Task brief:
Give only one thing: the number of lines that include the word "this".

Records shown:
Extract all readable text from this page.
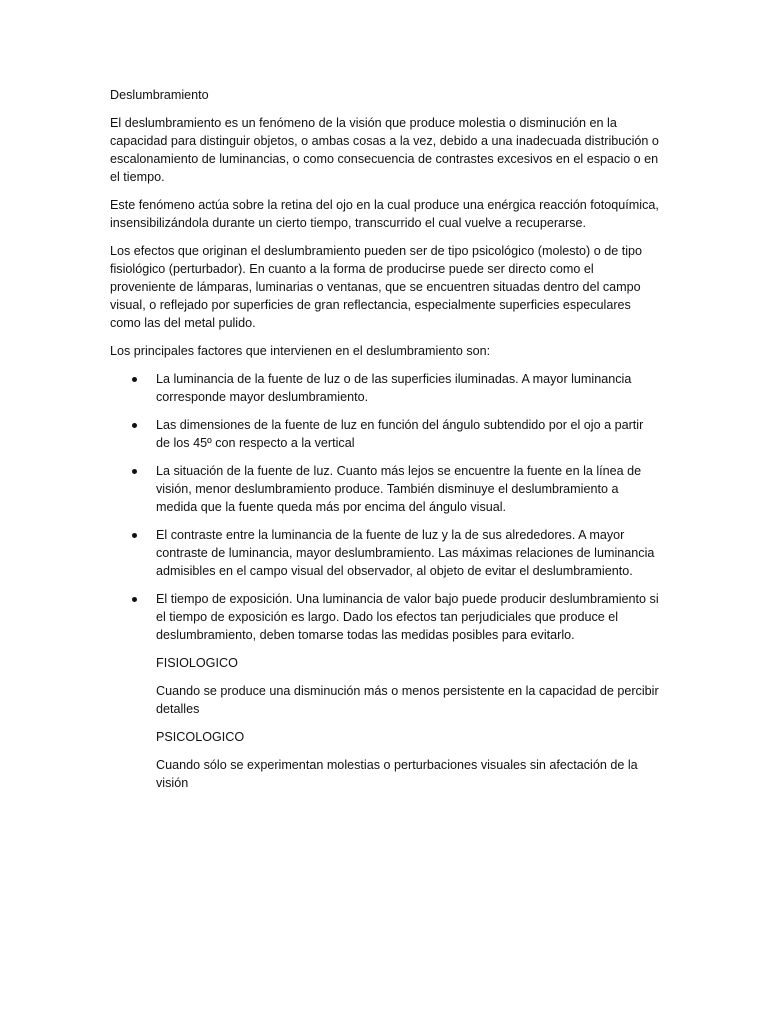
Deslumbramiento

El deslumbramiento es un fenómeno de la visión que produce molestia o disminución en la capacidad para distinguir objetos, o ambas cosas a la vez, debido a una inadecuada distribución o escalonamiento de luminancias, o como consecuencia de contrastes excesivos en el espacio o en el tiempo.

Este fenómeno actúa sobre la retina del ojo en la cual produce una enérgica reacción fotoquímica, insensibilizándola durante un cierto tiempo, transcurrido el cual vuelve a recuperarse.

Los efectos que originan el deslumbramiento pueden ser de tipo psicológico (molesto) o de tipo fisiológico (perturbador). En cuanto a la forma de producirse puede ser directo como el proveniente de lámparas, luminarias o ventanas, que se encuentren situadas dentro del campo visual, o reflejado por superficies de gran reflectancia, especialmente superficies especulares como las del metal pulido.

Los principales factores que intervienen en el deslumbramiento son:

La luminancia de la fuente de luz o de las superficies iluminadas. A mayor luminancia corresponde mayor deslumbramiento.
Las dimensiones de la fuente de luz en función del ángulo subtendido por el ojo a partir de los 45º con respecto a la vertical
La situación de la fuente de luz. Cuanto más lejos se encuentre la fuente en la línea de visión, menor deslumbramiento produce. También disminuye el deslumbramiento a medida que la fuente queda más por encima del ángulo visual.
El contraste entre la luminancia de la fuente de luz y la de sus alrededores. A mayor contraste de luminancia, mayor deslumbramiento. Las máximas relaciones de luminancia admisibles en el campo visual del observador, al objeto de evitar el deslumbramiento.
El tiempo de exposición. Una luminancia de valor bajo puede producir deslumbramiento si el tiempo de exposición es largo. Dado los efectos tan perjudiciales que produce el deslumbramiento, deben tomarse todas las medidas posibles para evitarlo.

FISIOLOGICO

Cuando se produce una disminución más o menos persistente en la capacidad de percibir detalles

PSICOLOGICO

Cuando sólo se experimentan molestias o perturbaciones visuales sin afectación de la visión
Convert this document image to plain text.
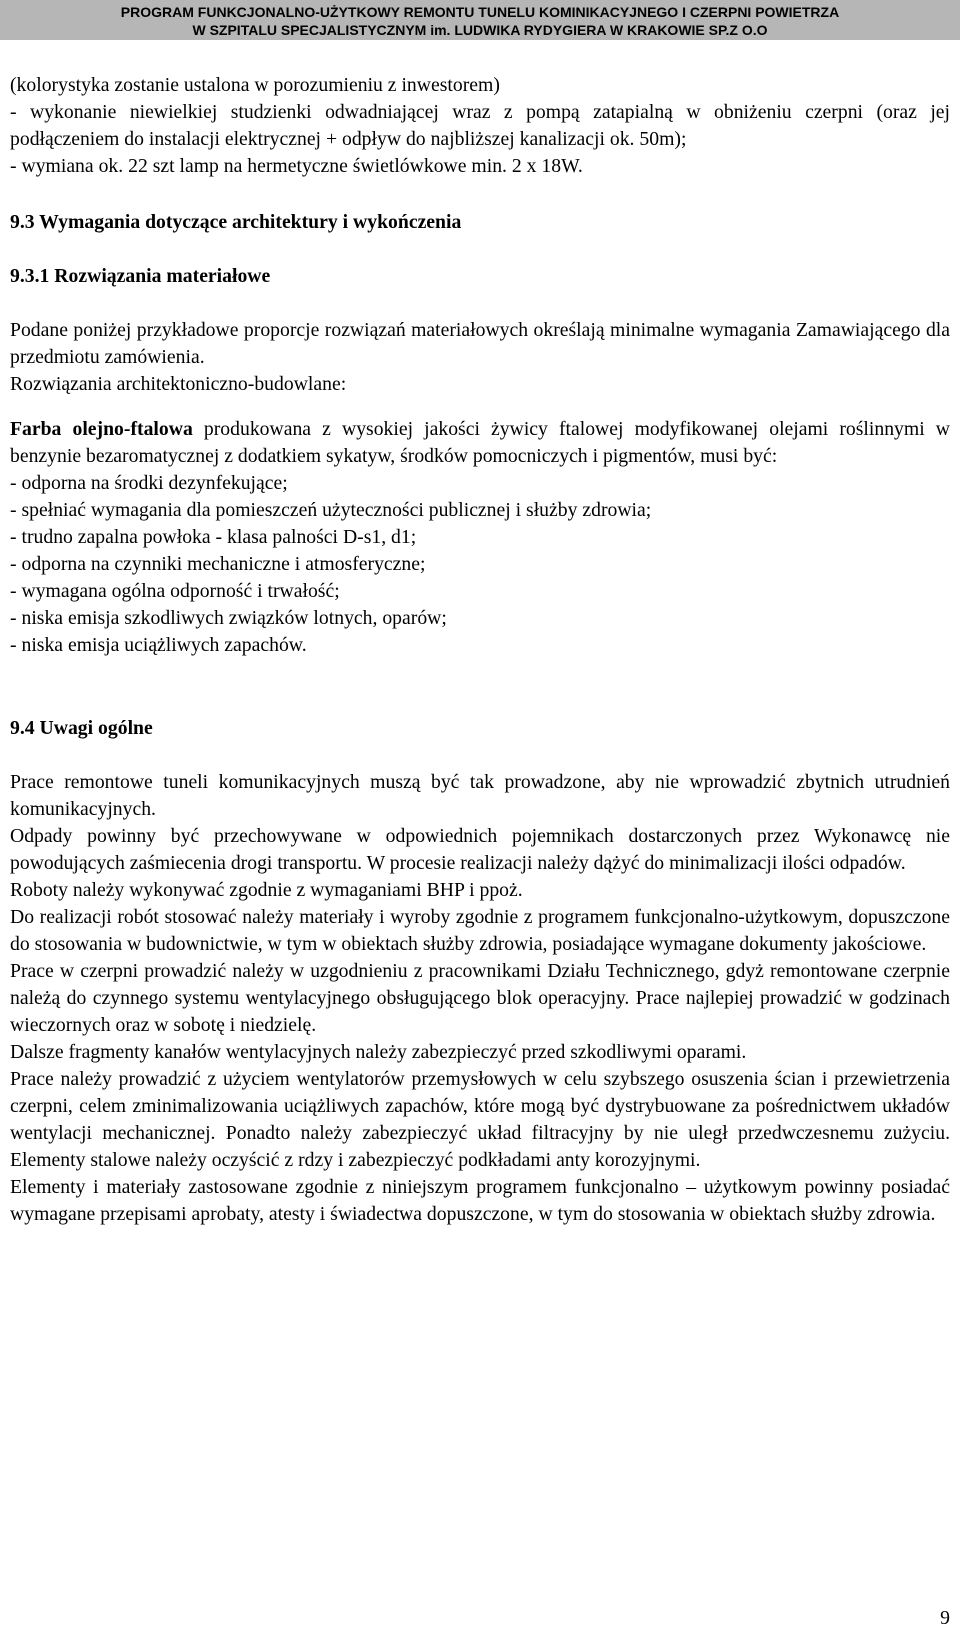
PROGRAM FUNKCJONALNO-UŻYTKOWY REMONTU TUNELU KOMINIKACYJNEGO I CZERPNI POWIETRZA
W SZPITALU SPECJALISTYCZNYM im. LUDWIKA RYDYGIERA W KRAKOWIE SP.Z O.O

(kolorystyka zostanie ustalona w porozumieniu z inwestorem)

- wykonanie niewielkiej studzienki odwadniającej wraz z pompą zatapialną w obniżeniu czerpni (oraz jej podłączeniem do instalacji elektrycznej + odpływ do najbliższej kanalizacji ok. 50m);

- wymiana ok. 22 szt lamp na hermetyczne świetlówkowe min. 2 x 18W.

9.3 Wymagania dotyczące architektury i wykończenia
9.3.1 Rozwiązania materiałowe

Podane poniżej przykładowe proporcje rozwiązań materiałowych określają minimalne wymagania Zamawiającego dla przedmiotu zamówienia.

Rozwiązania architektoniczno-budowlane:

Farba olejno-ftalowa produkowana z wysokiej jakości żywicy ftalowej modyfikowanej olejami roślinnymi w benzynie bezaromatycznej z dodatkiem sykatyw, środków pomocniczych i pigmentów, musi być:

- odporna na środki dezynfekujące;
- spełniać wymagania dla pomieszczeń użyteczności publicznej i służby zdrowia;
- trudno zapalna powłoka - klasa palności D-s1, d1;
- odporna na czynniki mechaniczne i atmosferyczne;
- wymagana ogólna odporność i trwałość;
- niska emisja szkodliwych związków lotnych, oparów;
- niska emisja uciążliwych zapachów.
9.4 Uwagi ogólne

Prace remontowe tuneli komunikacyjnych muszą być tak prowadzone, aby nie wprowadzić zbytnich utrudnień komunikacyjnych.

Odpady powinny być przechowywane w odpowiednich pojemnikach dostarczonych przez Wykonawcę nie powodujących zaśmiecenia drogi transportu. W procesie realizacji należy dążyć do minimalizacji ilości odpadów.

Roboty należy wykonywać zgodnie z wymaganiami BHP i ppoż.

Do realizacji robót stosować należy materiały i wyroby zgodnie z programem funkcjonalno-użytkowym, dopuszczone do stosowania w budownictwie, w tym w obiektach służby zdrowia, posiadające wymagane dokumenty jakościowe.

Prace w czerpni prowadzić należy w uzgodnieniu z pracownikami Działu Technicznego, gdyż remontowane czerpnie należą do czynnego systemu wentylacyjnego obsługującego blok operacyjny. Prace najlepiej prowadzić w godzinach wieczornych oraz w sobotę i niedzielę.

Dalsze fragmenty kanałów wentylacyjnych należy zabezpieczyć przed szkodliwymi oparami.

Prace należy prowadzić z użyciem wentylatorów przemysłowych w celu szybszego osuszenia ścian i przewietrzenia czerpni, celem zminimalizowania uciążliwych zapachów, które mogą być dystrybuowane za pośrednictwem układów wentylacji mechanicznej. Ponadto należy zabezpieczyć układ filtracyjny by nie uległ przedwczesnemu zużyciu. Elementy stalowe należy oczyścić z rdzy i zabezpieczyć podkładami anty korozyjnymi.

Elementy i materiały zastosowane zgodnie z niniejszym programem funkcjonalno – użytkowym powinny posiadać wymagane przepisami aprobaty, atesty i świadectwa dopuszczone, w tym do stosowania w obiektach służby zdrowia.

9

---

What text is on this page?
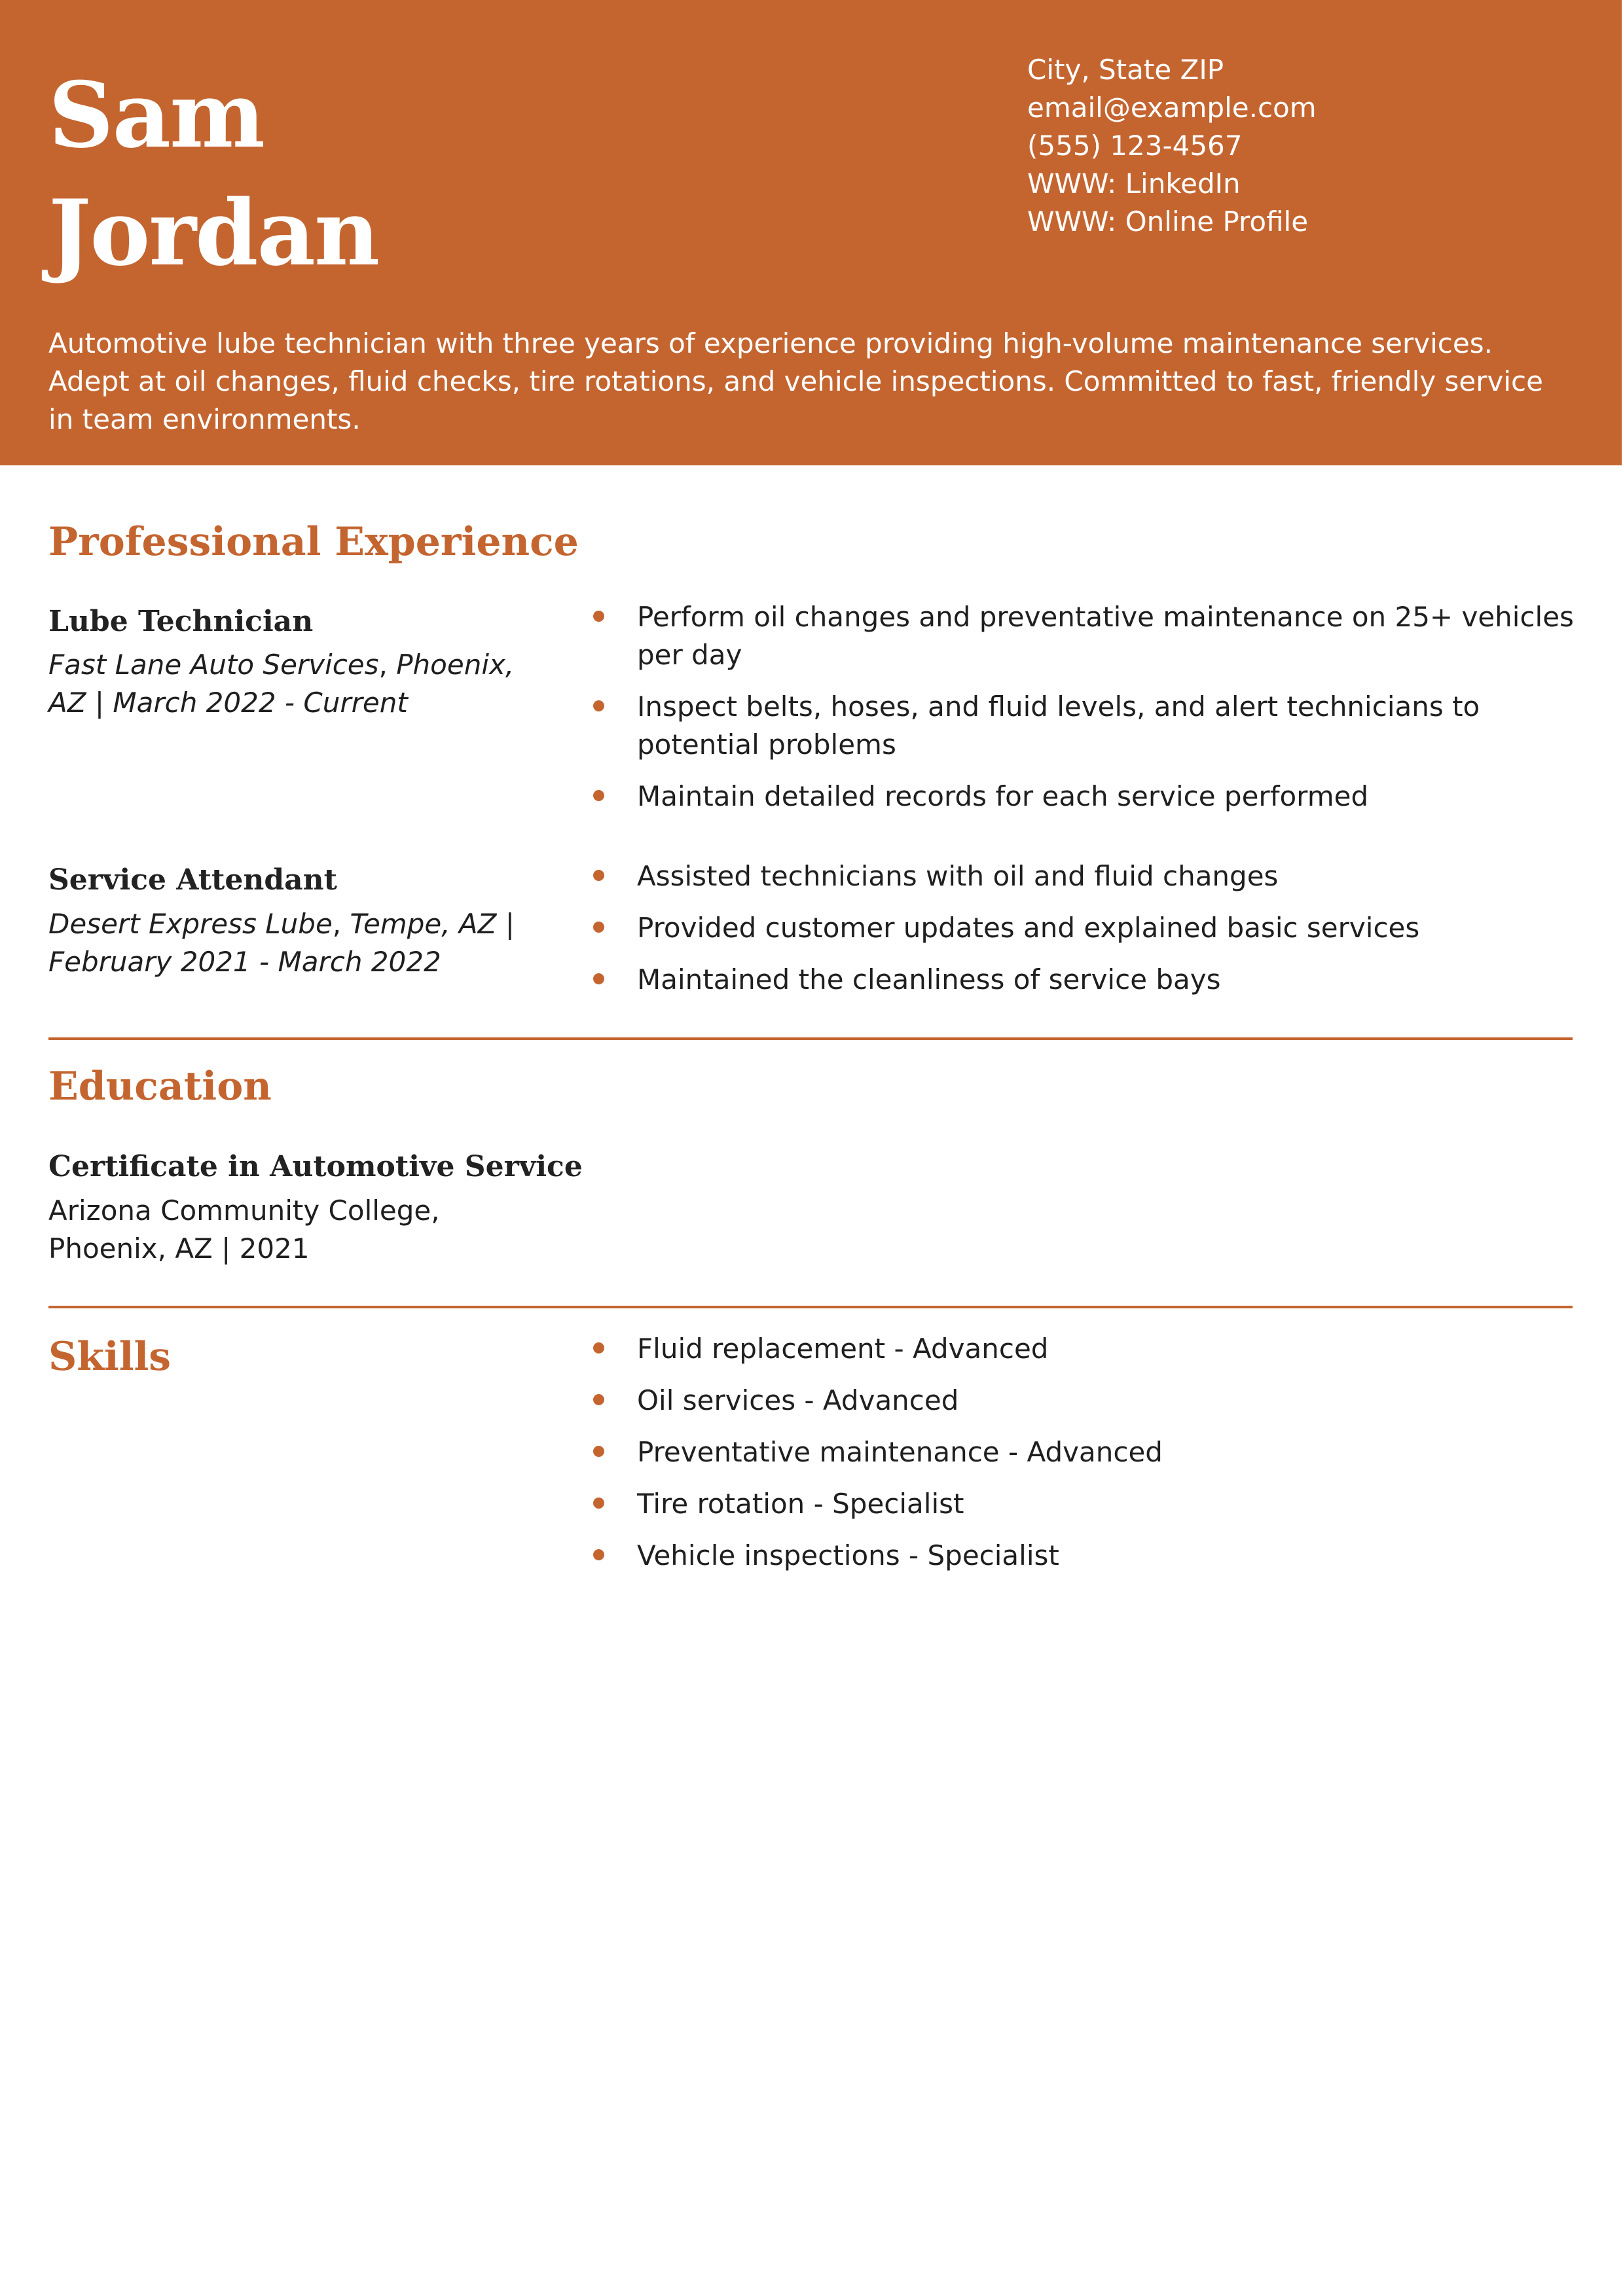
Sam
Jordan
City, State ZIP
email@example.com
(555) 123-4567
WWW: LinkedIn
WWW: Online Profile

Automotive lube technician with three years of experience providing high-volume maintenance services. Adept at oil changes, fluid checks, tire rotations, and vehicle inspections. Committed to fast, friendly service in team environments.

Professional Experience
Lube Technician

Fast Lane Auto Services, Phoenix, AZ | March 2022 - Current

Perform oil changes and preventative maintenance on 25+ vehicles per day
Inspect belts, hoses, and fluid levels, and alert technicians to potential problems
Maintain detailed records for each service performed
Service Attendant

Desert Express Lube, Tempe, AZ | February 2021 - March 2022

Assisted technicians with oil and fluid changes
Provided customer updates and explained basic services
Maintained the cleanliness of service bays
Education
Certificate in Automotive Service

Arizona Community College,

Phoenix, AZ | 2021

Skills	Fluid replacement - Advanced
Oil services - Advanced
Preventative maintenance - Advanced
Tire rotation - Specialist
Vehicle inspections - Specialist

==

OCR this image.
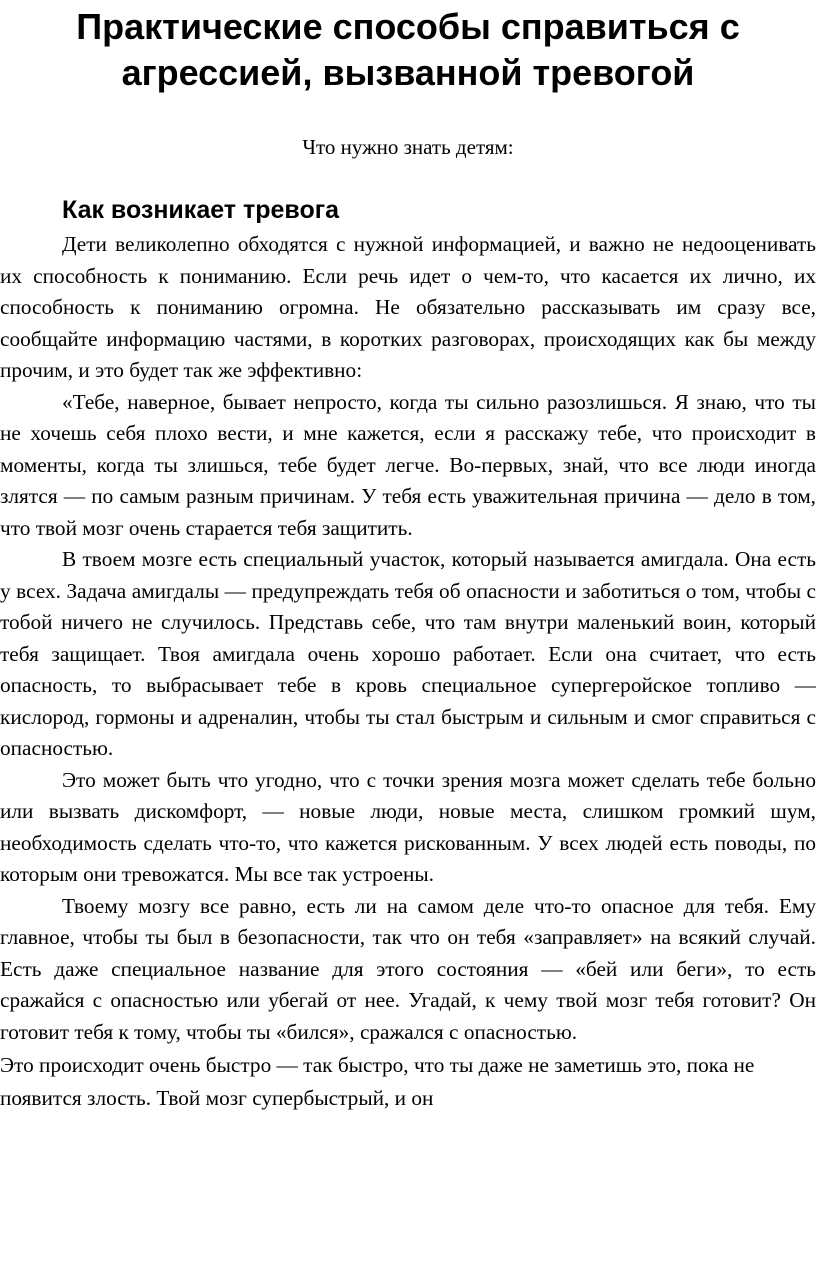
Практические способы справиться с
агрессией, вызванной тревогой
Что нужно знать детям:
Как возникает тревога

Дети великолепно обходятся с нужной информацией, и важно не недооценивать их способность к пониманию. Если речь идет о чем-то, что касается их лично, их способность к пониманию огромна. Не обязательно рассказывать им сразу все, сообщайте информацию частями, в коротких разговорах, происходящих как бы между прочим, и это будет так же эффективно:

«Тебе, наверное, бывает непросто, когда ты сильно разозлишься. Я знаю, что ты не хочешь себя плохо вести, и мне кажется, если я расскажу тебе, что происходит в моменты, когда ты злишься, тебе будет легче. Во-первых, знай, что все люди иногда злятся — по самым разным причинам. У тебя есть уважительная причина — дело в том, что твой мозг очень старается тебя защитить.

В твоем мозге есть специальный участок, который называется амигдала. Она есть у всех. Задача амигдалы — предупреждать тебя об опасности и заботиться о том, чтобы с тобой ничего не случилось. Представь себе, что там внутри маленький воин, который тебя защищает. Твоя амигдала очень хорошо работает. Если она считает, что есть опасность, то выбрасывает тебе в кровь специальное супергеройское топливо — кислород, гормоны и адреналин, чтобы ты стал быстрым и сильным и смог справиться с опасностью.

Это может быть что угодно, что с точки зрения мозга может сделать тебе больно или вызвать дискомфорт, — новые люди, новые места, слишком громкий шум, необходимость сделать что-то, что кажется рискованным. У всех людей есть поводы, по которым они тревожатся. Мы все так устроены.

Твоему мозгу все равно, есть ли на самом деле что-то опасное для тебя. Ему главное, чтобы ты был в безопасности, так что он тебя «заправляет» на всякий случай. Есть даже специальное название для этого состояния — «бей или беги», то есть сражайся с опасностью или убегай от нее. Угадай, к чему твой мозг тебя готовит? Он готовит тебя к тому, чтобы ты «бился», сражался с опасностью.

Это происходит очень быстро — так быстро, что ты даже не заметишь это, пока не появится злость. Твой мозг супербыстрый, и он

Task result:
4